__Required task__
Lift every line from the entries that includes the word "xlabel".

__Entries__
┄┄┄┄┄┄┄┄┄┄┄┄┄┄┄┄┄┄┄┄

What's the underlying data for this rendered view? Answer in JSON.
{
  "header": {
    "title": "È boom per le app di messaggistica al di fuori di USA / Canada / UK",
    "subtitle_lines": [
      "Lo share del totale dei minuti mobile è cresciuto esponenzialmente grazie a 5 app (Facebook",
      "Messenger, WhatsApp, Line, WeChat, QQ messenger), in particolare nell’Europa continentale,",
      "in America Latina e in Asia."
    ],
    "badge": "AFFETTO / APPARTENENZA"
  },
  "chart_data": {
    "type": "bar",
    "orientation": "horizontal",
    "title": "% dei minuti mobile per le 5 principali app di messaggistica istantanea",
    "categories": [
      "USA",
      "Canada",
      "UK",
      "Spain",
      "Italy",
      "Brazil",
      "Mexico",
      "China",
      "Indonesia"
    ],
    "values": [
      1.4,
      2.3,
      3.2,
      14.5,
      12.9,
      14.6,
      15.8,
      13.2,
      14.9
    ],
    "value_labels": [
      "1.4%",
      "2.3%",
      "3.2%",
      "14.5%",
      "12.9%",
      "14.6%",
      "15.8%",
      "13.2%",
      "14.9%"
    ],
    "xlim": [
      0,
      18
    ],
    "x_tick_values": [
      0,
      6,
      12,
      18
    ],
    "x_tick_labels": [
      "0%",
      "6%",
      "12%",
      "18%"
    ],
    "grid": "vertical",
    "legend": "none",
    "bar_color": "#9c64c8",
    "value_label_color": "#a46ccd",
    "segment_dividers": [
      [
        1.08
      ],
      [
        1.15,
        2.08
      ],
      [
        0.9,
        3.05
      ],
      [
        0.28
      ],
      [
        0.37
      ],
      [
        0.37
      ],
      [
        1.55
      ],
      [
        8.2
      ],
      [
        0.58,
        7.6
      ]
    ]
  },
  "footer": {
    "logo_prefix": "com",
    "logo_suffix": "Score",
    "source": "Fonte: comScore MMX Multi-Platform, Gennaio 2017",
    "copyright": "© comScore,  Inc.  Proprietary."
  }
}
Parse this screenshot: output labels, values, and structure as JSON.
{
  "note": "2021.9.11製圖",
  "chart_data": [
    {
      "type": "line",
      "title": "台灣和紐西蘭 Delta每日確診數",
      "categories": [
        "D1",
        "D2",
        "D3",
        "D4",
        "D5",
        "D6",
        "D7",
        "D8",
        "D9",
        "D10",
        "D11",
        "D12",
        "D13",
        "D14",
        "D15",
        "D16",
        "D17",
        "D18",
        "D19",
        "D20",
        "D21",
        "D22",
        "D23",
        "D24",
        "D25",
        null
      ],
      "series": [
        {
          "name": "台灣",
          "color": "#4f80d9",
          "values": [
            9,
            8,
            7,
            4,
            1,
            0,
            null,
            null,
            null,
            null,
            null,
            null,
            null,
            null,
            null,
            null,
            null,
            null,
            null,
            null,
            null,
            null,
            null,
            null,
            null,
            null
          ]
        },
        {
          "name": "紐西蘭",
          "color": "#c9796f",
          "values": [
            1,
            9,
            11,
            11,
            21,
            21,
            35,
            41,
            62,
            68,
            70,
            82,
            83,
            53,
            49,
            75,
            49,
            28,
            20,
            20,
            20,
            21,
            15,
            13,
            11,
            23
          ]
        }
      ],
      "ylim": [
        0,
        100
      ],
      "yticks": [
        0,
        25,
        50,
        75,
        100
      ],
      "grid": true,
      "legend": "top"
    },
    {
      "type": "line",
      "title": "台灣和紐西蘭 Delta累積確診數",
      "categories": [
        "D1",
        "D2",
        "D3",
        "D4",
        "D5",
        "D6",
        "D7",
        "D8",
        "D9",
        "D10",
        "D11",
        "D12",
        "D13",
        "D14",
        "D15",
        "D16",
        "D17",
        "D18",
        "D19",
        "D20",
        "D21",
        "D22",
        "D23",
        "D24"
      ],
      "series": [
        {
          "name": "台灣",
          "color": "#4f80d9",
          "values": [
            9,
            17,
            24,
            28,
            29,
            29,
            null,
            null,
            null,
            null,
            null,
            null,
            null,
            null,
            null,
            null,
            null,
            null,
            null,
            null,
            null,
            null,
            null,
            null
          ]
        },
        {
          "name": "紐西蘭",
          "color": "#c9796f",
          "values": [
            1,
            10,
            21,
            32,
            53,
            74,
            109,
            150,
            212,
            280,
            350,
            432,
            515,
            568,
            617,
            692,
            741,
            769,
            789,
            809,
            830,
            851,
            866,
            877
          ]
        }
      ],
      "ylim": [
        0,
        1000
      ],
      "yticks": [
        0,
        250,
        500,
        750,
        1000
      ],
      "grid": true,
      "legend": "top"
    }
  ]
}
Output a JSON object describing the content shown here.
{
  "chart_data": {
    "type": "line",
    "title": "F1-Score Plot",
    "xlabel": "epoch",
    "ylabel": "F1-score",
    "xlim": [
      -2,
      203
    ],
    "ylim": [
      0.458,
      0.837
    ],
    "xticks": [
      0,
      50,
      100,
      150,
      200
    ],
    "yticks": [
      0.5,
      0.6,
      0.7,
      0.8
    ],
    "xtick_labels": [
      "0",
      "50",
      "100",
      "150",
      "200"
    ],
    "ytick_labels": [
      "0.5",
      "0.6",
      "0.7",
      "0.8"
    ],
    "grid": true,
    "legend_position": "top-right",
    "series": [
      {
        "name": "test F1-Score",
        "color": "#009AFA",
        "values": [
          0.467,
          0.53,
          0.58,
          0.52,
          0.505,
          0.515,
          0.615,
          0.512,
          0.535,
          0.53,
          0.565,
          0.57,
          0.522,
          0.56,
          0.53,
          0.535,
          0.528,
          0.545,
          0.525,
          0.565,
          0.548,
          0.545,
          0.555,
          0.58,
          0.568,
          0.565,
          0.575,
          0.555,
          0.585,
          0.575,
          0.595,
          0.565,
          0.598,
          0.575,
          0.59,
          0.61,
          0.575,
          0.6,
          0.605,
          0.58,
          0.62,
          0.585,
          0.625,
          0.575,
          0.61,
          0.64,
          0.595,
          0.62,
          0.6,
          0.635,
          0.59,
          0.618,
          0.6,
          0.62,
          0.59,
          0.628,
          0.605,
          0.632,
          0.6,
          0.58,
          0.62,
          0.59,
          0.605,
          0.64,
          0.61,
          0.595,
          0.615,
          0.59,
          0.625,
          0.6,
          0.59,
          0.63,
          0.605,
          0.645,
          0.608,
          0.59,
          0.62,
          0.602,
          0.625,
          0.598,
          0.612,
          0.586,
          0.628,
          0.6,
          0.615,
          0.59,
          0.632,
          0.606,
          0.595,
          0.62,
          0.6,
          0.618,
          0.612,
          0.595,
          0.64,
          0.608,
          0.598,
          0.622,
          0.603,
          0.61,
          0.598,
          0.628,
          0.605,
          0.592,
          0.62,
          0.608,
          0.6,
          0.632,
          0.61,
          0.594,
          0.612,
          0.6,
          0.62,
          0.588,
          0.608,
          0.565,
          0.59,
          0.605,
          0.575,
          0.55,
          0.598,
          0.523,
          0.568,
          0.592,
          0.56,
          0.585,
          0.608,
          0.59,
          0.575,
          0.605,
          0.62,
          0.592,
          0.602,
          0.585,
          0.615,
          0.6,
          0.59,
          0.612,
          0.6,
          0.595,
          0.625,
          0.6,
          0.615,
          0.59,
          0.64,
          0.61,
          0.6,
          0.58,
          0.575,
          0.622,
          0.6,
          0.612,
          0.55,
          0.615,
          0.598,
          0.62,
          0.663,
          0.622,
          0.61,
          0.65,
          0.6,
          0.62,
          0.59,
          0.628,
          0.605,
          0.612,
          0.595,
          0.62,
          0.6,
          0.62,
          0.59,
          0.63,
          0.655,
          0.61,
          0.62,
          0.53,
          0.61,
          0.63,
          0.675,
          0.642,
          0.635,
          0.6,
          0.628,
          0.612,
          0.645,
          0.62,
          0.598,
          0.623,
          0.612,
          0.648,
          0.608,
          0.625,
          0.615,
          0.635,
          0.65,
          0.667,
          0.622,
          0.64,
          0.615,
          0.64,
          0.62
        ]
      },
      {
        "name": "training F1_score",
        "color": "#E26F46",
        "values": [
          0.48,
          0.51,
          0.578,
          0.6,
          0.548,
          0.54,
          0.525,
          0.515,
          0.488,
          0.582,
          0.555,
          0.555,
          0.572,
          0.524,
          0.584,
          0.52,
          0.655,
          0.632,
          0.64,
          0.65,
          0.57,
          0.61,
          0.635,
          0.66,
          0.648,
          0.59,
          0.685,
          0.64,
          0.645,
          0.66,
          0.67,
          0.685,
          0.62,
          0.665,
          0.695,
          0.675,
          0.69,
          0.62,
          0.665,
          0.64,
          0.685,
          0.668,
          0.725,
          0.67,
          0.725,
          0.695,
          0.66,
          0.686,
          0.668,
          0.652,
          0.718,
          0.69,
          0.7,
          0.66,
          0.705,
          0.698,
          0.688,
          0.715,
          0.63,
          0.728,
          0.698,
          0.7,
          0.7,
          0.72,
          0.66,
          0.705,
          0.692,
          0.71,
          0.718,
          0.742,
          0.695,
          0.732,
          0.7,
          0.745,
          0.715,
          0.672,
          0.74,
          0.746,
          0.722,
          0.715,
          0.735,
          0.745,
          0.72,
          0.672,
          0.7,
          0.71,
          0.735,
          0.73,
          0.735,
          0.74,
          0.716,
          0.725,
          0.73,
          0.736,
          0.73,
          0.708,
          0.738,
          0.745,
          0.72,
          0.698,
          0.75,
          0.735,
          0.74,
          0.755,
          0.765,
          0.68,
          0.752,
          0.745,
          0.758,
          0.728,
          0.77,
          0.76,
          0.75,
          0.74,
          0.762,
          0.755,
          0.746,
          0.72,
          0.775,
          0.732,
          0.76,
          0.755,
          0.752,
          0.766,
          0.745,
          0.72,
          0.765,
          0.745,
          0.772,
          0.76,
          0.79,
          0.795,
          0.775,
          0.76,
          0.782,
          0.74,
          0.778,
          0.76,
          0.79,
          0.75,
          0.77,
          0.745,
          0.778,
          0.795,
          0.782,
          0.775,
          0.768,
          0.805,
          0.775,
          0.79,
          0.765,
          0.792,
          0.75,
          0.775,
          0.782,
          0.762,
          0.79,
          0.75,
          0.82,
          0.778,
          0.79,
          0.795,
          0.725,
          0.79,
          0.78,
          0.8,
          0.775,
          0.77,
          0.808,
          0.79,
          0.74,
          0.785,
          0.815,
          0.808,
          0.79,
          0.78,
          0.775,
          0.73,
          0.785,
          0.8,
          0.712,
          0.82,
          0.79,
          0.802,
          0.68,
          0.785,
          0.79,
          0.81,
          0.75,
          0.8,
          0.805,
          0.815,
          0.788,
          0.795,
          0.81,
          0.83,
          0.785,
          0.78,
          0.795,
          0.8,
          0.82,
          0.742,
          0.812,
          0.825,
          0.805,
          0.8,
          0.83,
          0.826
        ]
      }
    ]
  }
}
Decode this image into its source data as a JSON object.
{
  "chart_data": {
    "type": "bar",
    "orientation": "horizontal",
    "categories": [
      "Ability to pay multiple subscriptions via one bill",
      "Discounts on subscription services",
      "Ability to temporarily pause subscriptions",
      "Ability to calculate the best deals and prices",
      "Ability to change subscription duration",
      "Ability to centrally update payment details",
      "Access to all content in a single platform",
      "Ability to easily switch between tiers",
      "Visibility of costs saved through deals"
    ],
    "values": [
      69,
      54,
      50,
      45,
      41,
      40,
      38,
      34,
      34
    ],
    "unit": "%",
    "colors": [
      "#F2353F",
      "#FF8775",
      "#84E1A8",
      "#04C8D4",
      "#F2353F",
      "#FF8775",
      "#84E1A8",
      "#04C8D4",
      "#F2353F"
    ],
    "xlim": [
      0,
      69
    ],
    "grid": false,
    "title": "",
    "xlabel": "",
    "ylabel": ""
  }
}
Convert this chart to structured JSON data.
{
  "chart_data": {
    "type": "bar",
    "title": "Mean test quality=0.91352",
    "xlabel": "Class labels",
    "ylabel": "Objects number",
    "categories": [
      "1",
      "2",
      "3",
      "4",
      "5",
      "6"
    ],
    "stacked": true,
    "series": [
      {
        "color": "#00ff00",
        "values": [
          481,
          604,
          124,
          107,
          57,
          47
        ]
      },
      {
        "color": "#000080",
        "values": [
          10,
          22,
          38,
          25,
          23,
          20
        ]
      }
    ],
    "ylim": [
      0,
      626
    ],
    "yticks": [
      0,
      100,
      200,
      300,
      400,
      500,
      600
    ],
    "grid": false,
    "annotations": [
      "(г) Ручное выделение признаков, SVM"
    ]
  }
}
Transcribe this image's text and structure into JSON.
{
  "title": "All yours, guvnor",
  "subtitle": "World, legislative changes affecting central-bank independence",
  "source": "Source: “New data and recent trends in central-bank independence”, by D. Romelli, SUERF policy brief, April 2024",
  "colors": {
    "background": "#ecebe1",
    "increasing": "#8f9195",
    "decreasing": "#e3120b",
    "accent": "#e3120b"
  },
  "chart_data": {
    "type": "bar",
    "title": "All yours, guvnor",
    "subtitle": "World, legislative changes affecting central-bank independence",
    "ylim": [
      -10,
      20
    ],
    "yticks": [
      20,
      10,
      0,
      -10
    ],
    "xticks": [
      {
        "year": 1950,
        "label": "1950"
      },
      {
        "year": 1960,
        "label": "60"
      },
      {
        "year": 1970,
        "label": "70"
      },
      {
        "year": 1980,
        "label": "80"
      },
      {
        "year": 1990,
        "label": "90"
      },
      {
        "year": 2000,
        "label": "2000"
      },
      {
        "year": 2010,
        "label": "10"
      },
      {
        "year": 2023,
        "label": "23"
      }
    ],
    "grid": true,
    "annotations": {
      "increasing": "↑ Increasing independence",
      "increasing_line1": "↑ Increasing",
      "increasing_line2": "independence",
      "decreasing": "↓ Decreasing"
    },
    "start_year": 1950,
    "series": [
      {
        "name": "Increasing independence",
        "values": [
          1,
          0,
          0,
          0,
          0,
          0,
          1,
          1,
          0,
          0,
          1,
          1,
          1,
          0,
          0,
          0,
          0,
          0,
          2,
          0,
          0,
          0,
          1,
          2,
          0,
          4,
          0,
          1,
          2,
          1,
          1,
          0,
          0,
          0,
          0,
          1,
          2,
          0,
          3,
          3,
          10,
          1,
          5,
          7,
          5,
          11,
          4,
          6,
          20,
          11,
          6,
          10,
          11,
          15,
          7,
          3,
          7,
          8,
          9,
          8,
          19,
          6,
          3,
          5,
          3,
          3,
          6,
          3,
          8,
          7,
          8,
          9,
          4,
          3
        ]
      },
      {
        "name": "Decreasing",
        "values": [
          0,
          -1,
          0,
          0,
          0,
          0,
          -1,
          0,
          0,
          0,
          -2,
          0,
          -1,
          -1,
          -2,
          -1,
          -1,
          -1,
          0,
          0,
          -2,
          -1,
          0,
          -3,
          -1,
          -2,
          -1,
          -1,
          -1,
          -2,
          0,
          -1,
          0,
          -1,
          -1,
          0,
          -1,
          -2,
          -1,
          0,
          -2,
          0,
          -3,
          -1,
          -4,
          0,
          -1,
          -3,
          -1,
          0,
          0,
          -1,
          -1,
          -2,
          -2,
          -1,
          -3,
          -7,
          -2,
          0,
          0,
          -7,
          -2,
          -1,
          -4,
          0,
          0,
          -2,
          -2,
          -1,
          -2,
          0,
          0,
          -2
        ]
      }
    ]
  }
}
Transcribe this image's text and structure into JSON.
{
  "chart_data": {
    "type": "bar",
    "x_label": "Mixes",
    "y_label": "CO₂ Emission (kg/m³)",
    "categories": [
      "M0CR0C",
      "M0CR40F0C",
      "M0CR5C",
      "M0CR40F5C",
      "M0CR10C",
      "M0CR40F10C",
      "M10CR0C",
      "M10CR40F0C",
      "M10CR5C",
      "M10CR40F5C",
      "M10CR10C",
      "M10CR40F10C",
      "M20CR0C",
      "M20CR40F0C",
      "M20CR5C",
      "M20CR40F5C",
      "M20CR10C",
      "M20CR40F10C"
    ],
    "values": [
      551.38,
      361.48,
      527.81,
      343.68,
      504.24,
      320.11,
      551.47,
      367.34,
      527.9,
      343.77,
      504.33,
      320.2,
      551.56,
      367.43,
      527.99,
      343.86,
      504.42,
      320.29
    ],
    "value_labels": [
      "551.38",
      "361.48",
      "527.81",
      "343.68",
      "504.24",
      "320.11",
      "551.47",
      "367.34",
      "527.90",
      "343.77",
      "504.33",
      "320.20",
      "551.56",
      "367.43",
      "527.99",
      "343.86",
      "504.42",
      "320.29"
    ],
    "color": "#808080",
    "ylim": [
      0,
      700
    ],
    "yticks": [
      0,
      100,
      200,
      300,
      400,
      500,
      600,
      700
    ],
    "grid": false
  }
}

┄┄┄┄┄┄┄┄┄┄┄┄┄┄┄┄┄┄┄┄

__The result__
    "xlabel": "epoch",
    "xlabel": "",
    "xlabel": "Class labels",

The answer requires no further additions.